[start of RECORD SET]
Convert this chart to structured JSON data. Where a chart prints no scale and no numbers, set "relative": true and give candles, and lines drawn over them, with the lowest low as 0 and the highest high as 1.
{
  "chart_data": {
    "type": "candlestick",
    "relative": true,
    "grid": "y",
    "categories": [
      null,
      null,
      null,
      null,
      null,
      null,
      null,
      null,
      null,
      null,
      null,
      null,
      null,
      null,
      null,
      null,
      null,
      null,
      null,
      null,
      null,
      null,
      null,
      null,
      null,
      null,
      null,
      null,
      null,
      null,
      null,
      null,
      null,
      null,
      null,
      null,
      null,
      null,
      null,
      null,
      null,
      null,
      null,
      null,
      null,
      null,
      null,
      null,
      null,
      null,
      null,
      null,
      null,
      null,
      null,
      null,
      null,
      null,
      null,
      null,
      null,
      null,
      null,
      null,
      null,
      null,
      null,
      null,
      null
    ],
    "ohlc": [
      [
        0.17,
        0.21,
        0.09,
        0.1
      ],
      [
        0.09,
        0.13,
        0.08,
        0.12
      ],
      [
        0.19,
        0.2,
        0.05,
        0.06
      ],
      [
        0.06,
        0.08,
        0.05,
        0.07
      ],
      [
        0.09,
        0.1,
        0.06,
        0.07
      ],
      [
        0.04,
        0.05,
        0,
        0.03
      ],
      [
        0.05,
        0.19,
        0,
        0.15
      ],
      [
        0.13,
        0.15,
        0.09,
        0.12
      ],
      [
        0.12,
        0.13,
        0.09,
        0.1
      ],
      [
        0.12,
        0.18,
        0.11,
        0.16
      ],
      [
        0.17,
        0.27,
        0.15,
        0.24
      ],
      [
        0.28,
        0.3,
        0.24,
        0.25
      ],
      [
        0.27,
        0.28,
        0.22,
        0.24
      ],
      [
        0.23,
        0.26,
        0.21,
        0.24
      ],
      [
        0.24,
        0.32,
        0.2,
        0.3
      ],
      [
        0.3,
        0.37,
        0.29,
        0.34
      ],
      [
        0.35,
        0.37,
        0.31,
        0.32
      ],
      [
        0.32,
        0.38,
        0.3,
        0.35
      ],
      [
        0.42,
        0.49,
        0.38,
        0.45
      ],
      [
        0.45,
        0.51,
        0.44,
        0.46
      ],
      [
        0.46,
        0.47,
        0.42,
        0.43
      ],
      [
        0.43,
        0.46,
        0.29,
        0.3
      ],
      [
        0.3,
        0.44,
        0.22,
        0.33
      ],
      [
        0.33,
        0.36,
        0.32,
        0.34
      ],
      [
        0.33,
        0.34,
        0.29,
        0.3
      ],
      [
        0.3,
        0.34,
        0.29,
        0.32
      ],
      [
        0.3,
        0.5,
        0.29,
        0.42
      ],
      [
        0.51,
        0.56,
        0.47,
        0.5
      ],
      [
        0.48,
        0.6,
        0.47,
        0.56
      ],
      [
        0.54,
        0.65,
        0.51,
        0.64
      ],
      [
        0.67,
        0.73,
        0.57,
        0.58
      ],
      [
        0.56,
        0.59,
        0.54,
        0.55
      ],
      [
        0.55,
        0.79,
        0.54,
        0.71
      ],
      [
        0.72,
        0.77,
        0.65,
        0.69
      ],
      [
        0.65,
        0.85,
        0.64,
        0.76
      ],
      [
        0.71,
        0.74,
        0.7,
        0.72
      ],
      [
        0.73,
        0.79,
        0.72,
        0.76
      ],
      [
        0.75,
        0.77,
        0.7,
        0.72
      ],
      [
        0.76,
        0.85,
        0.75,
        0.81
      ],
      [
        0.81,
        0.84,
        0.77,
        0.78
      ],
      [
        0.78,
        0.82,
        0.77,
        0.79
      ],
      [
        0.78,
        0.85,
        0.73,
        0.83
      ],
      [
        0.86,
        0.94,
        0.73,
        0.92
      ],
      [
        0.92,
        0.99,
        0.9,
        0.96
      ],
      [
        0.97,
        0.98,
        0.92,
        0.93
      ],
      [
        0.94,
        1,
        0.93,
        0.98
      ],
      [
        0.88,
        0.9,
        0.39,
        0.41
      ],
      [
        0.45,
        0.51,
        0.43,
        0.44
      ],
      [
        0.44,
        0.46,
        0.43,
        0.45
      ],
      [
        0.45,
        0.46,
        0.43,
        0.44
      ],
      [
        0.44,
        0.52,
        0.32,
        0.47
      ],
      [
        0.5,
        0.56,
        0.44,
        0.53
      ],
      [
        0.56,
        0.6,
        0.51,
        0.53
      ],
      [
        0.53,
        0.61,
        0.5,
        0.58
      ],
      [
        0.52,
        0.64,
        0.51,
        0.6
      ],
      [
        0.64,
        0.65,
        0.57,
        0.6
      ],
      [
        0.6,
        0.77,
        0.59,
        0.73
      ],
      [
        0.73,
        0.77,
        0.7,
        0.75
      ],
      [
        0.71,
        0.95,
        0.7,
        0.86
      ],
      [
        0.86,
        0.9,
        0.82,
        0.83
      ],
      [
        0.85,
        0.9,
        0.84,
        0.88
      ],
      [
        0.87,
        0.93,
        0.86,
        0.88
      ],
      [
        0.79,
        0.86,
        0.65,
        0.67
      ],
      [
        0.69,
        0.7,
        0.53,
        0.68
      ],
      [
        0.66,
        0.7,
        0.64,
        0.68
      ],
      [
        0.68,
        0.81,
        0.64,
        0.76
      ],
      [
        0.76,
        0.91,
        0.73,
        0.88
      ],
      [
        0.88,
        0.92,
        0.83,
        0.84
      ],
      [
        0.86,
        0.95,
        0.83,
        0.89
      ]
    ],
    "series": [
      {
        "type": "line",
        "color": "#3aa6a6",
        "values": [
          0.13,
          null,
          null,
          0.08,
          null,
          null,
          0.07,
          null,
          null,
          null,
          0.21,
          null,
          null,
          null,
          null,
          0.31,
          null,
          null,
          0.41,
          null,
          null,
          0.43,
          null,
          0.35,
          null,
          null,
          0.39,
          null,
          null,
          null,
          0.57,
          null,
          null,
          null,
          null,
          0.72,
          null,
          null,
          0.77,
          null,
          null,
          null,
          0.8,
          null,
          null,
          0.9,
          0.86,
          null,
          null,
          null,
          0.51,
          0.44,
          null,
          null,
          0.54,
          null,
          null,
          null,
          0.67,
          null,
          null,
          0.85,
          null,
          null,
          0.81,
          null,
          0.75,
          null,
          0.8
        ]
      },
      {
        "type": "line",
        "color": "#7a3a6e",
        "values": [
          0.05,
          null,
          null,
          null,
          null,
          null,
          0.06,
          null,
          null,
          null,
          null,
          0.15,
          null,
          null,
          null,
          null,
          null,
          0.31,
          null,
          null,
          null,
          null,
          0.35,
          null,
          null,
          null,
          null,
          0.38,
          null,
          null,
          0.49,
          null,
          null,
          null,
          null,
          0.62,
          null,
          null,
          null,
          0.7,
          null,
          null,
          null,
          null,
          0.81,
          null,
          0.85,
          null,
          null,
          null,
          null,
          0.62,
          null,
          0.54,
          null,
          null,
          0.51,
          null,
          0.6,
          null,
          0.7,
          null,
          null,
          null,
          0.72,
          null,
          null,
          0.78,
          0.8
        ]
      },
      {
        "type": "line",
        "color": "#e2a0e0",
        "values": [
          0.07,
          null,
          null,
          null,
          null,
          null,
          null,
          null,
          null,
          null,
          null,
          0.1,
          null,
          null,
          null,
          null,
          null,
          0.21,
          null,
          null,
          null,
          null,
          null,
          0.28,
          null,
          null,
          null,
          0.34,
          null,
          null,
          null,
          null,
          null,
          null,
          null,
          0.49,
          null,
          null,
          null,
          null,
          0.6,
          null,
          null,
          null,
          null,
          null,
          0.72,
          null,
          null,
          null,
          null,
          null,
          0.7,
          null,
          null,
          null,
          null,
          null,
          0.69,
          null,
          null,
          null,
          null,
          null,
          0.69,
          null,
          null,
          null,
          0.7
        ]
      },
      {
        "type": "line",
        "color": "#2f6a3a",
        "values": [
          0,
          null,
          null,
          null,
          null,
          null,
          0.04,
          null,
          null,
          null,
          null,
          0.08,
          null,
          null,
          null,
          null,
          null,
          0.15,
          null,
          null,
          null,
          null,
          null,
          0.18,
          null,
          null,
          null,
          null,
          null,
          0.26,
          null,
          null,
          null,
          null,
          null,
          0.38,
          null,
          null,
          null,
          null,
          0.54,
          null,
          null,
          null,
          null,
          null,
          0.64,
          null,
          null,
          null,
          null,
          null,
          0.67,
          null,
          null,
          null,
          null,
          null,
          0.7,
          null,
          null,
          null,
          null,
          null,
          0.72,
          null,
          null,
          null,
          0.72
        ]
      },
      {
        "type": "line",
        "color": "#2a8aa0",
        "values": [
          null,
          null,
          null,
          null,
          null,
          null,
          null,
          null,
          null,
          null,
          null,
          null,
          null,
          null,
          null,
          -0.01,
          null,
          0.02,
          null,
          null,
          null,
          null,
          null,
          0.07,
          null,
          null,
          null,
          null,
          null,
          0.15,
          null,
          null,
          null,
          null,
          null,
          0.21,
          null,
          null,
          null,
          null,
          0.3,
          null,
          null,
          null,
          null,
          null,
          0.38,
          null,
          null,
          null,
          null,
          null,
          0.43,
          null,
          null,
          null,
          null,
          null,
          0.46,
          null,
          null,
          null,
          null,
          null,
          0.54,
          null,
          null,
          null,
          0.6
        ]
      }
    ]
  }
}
[end of RECORD SET]
WHAT IS BEING ASKED |
Out of the material above, select every line that holds the string "color".

EXERCISE RESPONSE |
        "color": "#3aa6a6",
        "color": "#7a3a6e",
        "color": "#e2a0e0",
        "color": "#2f6a3a",
        "color": "#2a8aa0",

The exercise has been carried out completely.